[Zu bearbeitende Aufgaben]:
• 1. Wovor hatte Telle laut dem Interview zum Album „Dark Matter“ mehr Angst als vor Schultyrannen?
• 2. Führe das Interview zum Album „Dark Matter“ nach seinem letzten Satz weiter.

Die Platte heißt ja „Dark Matter“ und es ist auch ziemlich dunkel und sehr ehrlich. Hattet ihr denn irgendwann Bedenken, dass es vielleicht zu ehrlich sein könnte?

 

[01:16]

Telle: Ich glaube nicht. Kunst soll ja manchmal mehrdeutig sein und manchmal den wirklichen Wert nennen. Es gibt schon Zeiten, wo Lyriks mal mehr misteriös und dann wieder mehr geradeheraus sind. Ich glaube, das ist eine Art der Selbstreflexion und dass man die Dinge herausbekommt. Aber alles ist so herausgekommen, wie es sollte. 

 

 

Ballkönig, Football-Kapitän und Bully?

 

Der Song „Insane“ hat mich besonders beeindruckt. Besonders die Zeile „wir sind alle verrückt, aber auf eine schöne Art und Weise“. Ich glaube, jeder kann sich damit identifizieren und besonders Leute, die vielleicht auch eher außenstehend sind. Als ihr in der Schule gewesen seid, wart ihr denn mal Outsider oder seid ihr schon gemobbt worden in euren früheren Zeiten?

 

[02:12]

Telle: Naja, ich war eigentlich Ballkönig. (lacht) Nein, ich hatte ehrlich gesagt nicht mal einen Ball. Da war schon einmal eine kurze Zeit, obwohl ich glaube, besonders seit wir als Band auf Tour sind, dass besonders unsere Fans sich manchmal als Außenseiter fühlen. Und unsere Musik hilft ihnen durch ihren Tag. Es ist eigentlich eher, dass wir mit ihnen mitfühlen und sie verstehen. 

 

Aber wirklich schikaniert seid ihr nie geworden früher?

 

[02:54]

Telle: Ich wurde schon kurz mal schikaniert, aber das war mir eigentlich eher egal. Es war, wie es war. Ich hatte mehr Angst davor mit meinen Eltern in Schwierigkeiten zu geraten, als mit Schultyrannen. Ich habe auch nicht wirklich einen Gedanken daran verschwendet. Die Leute sagen und tun was sie wollen und ich mache einfach mein Ding. Einige Leute werden das mögen, andere nicht.

[Vorliegende Angaben]:

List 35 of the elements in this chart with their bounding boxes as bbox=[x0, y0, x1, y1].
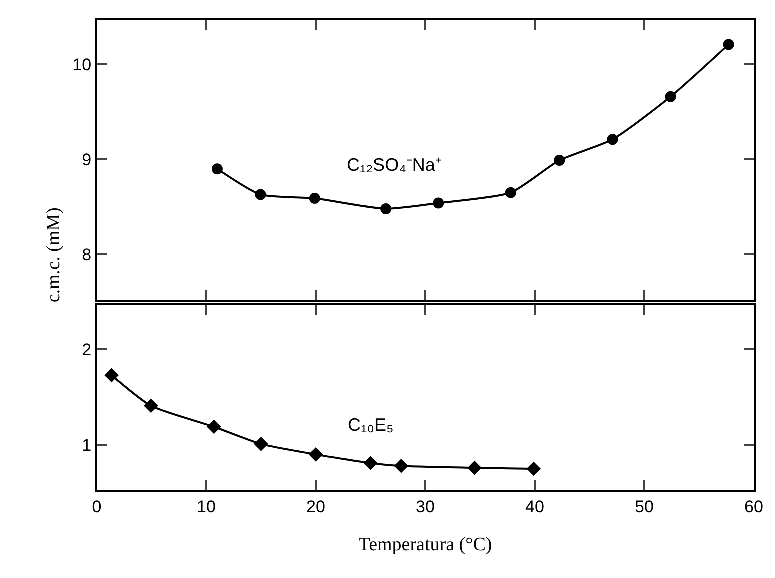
point bbox=[723, 39, 734, 50]
point bbox=[104, 368, 119, 383]
point bbox=[433, 198, 444, 209]
x-tick-label: 0 bbox=[92, 497, 102, 516]
point bbox=[212, 164, 223, 175]
point bbox=[364, 456, 378, 470]
x-tick-label: 20 bbox=[306, 497, 326, 516]
x-axis-title: Temperatura (°C) bbox=[358, 534, 492, 556]
series-label: C₁₀E₅ bbox=[348, 415, 394, 435]
x-tick-label: 60 bbox=[744, 497, 764, 516]
point bbox=[526, 462, 542, 476]
x-tick-label: 50 bbox=[635, 497, 654, 516]
point bbox=[380, 203, 392, 214]
y-tick-label: 1 bbox=[82, 436, 92, 456]
point bbox=[144, 398, 158, 414]
point bbox=[308, 448, 324, 462]
y-tick-label: 8 bbox=[82, 245, 92, 264]
point bbox=[394, 458, 409, 474]
point bbox=[468, 460, 482, 476]
point bbox=[255, 189, 266, 200]
series-label: C₁₂SO₄⁻Na⁺ bbox=[347, 155, 442, 175]
x-tick-label: 30 bbox=[416, 497, 435, 516]
point bbox=[554, 155, 566, 166]
y-tick-label: 9 bbox=[82, 150, 92, 170]
x-tick-label: 10 bbox=[197, 497, 216, 516]
point bbox=[207, 420, 222, 434]
x-tick-label: 40 bbox=[526, 497, 544, 516]
point bbox=[607, 134, 618, 146]
y-tick-label: 2 bbox=[82, 340, 92, 360]
y-axis-title: c.m.c. (mM) bbox=[44, 208, 65, 303]
point bbox=[665, 91, 676, 102]
point bbox=[309, 193, 320, 204]
y-tick-label: 10 bbox=[72, 56, 92, 75]
point bbox=[505, 187, 516, 198]
point bbox=[254, 437, 268, 452]
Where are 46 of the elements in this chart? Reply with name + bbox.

[Antworten zur Übung]:
• 1. Davor, mit den Eltern in Schwierigkeiten zu geraten.

• 2.
 

 

„Es geht so einiges schief in der Welt“

 

Das Lied „Sellout“ ist sehr politisch angehaucht - vor allem das Video. Wie wichtig ist es denn für euch politisch Stellung zu nehmen?

 

[04:41]

Telle: Es gibt schon einige politische Themen, die im Video angesprochen werden, aber uns geht es eher um das Schlechte, das auf der Welt passiert. Die Leute behandeln einander nicht so, wie sie es sollten. Unsere Politik in Amerika zum Beispiel… Ich habe das Gefühl, dass die Leute diese politische Situation derzeit in den USA eher belächeln. Als ob es ein Witz wäre. Es kommt eher wie Reality TV und zu unfassbar rüber. In den letzten zehn Jahren ist es von seriös zu Präsidentschaftskandidaten, die Witze reißen umgestiegen. 

 

[05:31]

Tony: Keiner nimmt es wirklich ernst - besonders die Medien und sozialen Netzwerke. Man sieht mehr Posts im Internet über lustige Überschriften oder Memes, als über die wirklichen Kandidaten. Es ist aber kein Witz! Es geht um den zukünftigen Präsidenten von unserem Land (USA) - dem Oberbefehlshaber. Und keiner nimmt es ernst. 

 

[05:58]

Tony: Genau! Und jeder sieht es als einen Scherz und postet Blödsinn darüber. Ich meine, ich bin ja auch selber schuldig, weil ich auch Dinge darüber poste. Ich finde es sogar total witzig irgendwie, aber das hilft uns trotzdem nicht weiter. Und so kommen wir zu keiner Lösung.

 

[06:10]

Telle: Es ist nur, wenn das die Mehrheit ist… Es wird immer Gutes und Schlechtes über jeden im politischen System weltweit geben, aber aus unserer Perspektive gesehen, gibt es derzeit sehr viel Negatives und viele Anhänger. Mit dem Song wollen wir hauptsächlich ausdrücken, dass diese Leute, gerade darauf warten, dass etwas passiert und sich etwas bedeutendes in ihrem Leben ändert. Aber sie tun selber nichts dafür oder dagegen. Sie tun nichts, um die Welt um sie herum, ihr Leben oder die Leute, die ihnen wichtig sind besser zu machen. Es ist, als ob die Welt abgesunken wäre mit alldem Shitstorm, den negativen Dingen und furchtbaren Ereignissen. Das Video soll den Leuten die Augen öffnen und ihnen zeigen, was aus unserer Welt und unserem Planeten gerade wird.

 

 

Glück im Unglück

 

Zum Abschluss möchte ich noch einmal auf „Insane“ zurückgreifen. Was ist denn das Verrückteste oder Schwachsinnigste, das ihr als Band schon erlebt habt?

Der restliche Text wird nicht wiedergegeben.